To do
Wherever "climate" appears in a line, copy that line.

Input for this task
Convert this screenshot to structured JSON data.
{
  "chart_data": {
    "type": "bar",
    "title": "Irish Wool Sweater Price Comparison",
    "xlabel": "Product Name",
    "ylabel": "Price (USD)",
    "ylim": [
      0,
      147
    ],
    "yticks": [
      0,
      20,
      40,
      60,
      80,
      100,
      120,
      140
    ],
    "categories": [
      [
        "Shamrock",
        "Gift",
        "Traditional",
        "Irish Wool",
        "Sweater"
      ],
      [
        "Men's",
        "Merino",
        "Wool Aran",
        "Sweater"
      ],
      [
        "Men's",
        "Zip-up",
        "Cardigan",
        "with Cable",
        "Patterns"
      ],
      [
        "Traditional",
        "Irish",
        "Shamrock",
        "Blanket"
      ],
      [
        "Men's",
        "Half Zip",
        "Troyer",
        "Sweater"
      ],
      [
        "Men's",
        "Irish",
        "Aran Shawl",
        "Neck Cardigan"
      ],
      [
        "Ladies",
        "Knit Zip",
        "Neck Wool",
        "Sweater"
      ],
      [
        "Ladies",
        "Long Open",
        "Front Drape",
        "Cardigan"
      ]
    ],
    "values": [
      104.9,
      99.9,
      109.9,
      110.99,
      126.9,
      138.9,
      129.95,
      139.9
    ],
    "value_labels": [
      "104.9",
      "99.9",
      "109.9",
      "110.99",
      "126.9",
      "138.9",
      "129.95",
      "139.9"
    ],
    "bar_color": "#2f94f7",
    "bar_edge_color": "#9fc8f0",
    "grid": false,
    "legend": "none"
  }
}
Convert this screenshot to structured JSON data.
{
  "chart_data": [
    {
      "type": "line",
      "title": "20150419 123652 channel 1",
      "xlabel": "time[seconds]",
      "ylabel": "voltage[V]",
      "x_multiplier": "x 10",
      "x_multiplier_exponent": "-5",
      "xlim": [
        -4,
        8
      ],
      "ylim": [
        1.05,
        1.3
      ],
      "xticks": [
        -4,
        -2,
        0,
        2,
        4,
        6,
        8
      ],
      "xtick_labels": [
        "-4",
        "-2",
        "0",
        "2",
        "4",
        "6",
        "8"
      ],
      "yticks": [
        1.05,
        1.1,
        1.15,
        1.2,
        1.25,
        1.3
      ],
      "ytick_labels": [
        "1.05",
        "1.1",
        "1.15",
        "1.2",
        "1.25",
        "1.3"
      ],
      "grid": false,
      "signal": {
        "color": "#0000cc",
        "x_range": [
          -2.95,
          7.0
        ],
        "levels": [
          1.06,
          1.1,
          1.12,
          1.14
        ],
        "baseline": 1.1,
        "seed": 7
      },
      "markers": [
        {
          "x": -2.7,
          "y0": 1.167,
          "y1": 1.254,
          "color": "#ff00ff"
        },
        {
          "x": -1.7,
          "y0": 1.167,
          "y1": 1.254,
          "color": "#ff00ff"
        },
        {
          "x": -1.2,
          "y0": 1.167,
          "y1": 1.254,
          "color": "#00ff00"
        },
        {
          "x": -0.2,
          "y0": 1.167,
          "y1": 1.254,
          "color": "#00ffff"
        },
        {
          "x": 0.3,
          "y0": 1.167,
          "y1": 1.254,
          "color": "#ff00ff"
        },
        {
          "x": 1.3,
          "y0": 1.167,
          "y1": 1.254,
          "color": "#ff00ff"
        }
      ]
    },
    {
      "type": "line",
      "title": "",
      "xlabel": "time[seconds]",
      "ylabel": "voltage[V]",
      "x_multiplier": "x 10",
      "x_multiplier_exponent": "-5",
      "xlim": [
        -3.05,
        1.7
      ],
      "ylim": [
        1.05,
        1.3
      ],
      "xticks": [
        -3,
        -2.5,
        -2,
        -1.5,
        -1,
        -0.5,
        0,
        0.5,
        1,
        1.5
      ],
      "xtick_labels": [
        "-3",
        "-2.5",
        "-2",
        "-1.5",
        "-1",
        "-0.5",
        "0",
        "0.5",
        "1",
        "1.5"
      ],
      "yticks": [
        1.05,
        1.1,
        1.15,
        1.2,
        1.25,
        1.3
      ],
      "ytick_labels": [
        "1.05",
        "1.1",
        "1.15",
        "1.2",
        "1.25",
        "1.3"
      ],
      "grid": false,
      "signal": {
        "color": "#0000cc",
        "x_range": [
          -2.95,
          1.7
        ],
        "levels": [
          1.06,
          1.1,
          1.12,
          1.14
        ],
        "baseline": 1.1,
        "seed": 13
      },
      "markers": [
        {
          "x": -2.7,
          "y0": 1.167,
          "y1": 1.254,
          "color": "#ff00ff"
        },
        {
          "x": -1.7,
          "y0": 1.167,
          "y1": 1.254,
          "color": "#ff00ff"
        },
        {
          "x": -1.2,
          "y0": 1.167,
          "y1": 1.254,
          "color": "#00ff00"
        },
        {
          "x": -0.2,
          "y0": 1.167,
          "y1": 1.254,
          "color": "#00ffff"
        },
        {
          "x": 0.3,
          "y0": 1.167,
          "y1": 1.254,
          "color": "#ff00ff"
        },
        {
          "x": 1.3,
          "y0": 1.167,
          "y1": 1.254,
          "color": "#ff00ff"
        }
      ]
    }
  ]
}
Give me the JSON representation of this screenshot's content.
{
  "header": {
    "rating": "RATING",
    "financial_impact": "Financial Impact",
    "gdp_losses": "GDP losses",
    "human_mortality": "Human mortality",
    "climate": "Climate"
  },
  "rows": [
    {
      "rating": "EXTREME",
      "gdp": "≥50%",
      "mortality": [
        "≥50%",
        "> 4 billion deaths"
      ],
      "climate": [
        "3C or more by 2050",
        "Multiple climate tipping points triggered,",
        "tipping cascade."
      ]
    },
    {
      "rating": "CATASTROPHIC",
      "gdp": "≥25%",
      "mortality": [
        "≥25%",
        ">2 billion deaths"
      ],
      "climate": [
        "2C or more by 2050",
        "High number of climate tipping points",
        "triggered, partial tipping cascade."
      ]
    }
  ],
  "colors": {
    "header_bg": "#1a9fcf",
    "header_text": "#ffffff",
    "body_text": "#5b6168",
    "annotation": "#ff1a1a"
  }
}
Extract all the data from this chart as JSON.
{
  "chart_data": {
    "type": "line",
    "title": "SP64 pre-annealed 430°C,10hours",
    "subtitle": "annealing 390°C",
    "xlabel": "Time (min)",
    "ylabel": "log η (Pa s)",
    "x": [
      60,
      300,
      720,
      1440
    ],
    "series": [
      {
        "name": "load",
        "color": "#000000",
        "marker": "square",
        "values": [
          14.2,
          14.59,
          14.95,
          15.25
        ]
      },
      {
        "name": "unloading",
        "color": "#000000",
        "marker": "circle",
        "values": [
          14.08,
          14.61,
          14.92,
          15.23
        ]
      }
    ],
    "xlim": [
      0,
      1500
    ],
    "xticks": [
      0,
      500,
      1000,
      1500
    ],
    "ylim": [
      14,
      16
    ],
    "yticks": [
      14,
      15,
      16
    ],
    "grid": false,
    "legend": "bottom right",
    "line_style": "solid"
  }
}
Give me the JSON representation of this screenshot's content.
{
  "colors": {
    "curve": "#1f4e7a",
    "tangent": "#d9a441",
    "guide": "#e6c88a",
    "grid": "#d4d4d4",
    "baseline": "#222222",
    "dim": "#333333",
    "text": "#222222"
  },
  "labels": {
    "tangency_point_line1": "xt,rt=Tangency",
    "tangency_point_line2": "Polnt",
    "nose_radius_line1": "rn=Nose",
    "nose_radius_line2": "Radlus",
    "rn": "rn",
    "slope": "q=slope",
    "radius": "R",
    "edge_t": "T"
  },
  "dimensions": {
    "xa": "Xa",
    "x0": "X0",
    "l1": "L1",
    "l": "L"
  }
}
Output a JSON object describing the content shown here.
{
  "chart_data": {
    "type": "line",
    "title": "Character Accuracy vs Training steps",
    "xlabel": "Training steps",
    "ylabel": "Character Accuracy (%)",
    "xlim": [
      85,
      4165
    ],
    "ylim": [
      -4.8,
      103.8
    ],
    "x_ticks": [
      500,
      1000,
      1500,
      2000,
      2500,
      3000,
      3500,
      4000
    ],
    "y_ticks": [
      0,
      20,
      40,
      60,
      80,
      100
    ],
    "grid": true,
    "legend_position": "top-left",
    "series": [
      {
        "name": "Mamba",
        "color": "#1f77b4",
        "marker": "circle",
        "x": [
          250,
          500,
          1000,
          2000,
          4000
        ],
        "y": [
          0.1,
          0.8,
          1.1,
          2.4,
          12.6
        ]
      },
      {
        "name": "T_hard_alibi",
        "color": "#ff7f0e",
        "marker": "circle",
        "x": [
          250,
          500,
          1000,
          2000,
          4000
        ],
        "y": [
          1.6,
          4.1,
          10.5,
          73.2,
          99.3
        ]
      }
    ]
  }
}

Solution for this problem
    "climate": "Climate"
      "climate": [
        "Multiple climate tipping points triggered,",
      "climate": [
        "High number of climate tipping points",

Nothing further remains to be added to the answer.